"""

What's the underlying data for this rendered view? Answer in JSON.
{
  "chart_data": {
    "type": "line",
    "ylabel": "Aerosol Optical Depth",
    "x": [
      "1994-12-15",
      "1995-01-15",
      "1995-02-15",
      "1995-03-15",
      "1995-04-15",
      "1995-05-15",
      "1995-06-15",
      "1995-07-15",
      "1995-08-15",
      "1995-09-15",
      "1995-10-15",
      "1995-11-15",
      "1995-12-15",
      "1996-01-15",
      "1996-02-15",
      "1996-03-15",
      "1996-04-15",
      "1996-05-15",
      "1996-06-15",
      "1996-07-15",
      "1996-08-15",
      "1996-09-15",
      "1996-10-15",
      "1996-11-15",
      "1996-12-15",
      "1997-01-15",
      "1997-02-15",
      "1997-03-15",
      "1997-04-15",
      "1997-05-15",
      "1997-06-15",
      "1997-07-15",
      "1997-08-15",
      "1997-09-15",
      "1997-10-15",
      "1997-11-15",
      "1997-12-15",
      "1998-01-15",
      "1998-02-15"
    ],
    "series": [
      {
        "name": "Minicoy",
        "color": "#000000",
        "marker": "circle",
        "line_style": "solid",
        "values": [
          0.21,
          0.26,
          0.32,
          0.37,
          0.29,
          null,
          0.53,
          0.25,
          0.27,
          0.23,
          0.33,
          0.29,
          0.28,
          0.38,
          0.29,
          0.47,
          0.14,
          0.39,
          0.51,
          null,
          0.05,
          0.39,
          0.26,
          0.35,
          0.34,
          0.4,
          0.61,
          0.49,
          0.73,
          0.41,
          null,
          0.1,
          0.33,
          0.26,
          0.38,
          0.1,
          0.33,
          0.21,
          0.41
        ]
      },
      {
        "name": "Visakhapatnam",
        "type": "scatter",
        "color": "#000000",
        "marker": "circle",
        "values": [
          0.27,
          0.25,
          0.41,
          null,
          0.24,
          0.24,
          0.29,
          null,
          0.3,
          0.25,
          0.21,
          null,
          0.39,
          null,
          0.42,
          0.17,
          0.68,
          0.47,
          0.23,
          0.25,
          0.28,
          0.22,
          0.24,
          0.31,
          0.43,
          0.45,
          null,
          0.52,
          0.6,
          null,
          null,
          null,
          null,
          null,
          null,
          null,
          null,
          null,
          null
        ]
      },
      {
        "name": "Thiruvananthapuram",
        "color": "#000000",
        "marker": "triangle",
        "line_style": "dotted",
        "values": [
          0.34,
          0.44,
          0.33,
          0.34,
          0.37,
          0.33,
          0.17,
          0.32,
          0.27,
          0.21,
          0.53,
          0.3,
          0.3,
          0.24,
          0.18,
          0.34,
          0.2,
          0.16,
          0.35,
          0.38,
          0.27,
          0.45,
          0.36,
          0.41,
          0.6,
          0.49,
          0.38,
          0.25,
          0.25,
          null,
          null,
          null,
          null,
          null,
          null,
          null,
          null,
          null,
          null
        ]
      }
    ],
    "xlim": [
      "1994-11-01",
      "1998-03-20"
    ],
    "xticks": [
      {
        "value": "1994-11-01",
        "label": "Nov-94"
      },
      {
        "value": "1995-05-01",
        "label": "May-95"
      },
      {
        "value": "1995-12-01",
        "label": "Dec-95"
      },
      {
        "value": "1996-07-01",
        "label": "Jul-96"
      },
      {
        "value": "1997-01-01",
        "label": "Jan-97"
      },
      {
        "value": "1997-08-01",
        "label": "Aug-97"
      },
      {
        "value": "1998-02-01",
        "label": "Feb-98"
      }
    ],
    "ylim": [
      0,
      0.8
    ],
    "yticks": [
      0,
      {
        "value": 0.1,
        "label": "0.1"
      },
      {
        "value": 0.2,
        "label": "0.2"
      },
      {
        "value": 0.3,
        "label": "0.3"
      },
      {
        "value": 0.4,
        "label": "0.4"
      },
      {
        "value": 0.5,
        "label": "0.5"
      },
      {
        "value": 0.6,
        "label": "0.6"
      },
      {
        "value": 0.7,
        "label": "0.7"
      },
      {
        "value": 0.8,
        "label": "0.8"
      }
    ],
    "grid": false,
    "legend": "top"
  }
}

"""

What the task requires: Return all of the entries exactly as written.

Solved exercise:
What's the underlying data for this rendered view? Answer in JSON.
{
  "chart_data": {
    "type": "line",
    "ylabel": "Aerosol Optical Depth",
    "x": [
      "1994-12-15",
      "1995-01-15",
      "1995-02-15",
      "1995-03-15",
      "1995-04-15",
      "1995-05-15",
      "1995-06-15",
      "1995-07-15",
      "1995-08-15",
      "1995-09-15",
      "1995-10-15",
      "1995-11-15",
      "1995-12-15",
      "1996-01-15",
      "1996-02-15",
      "1996-03-15",
      "1996-04-15",
      "1996-05-15",
      "1996-06-15",
      "1996-07-15",
      "1996-08-15",
      "1996-09-15",
      "1996-10-15",
      "1996-11-15",
      "1996-12-15",
      "1997-01-15",
      "1997-02-15",
      "1997-03-15",
      "1997-04-15",
      "1997-05-15",
      "1997-06-15",
      "1997-07-15",
      "1997-08-15",
      "1997-09-15",
      "1997-10-15",
      "1997-11-15",
      "1997-12-15",
      "1998-01-15",
      "1998-02-15"
    ],
    "series": [
      {
        "name": "Minicoy",
        "color": "#000000",
        "marker": "circle",
        "line_style": "solid",
        "values": [
          0.21,
          0.26,
          0.32,
          0.37,
          0.29,
          null,
          0.53,
          0.25,
          0.27,
          0.23,
          0.33,
          0.29,
          0.28,
          0.38,
          0.29,
          0.47,
          0.14,
          0.39,
          0.51,
          null,
          0.05,
          0.39,
          0.26,
          0.35,
          0.34,
          0.4,
          0.61,
          0.49,
          0.73,
          0.41,
          null,
          0.1,
          0.33,
          0.26,
          0.38,
          0.1,
          0.33,
          0.21,
          0.41
        ]
      },
      {
        "name": "Visakhapatnam",
        "type": "scatter",
        "color": "#000000",
        "marker": "circle",
        "values": [
          0.27,
          0.25,
          0.41,
          null,
          0.24,
          0.24,
          0.29,
          null,
          0.3,
          0.25,
          0.21,
          null,
          0.39,
          null,
          0.42,
          0.17,
          0.68,
          0.47,
          0.23,
          0.25,
          0.28,
          0.22,
          0.24,
          0.31,
          0.43,
          0.45,
          null,
          0.52,
          0.6,
          null,
          null,
          null,
          null,
          null,
          null,
          null,
          null,
          null,
          null
        ]
      },
      {
        "name": "Thiruvananthapuram",
        "color": "#000000",
        "marker": "triangle",
        "line_style": "dotted",
        "values": [
          0.34,
          0.44,
          0.33,
          0.34,
          0.37,
          0.33,
          0.17,
          0.32,
          0.27,
          0.21,
          0.53,
          0.3,
          0.3,
          0.24,
          0.18,
          0.34,
          0.2,
          0.16,
          0.35,
          0.38,
          0.27,
          0.45,
          0.36,
          0.41,
          0.6,
          0.49,
          0.38,
          0.25,
          0.25,
          null,
          null,
          null,
          null,
          null,
          null,
          null,
          null,
          null,
          null
        ]
      }
    ],
    "xlim": [
      "1994-11-01",
      "1998-03-20"
    ],
    "xticks": [
      {
        "value": "1994-11-01",
        "label": "Nov-94"
      },
      {
        "value": "1995-05-01",
        "label": "May-95"
      },
      {
        "value": "1995-12-01",
        "label": "Dec-95"
      },
      {
        "value": "1996-07-01",
        "label": "Jul-96"
      },
      {
        "value": "1997-01-01",
        "label": "Jan-97"
      },
      {
        "value": "1997-08-01",
        "label": "Aug-97"
      },
      {
        "value": "1998-02-01",
        "label": "Feb-98"
      }
    ],
    "ylim": [
      0,
      0.8
    ],
    "yticks": [
      0,
      {
        "value": 0.1,
        "label": "0.1"
      },
      {
        "value": 0.2,
        "label": "0.2"
      },
      {
        "value": 0.3,
        "label": "0.3"
      },
      {
        "value": 0.4,
        "label": "0.4"
      },
      {
        "value": 0.5,
        "label": "0.5"
      },
      {
        "value": 0.6,
        "label": "0.6"
      },
      {
        "value": 0.7,
        "label": "0.7"
      },
      {
        "value": 0.8,
        "label": "0.8"
      }
    ],
    "grid": false,
    "legend": "top"
  }
}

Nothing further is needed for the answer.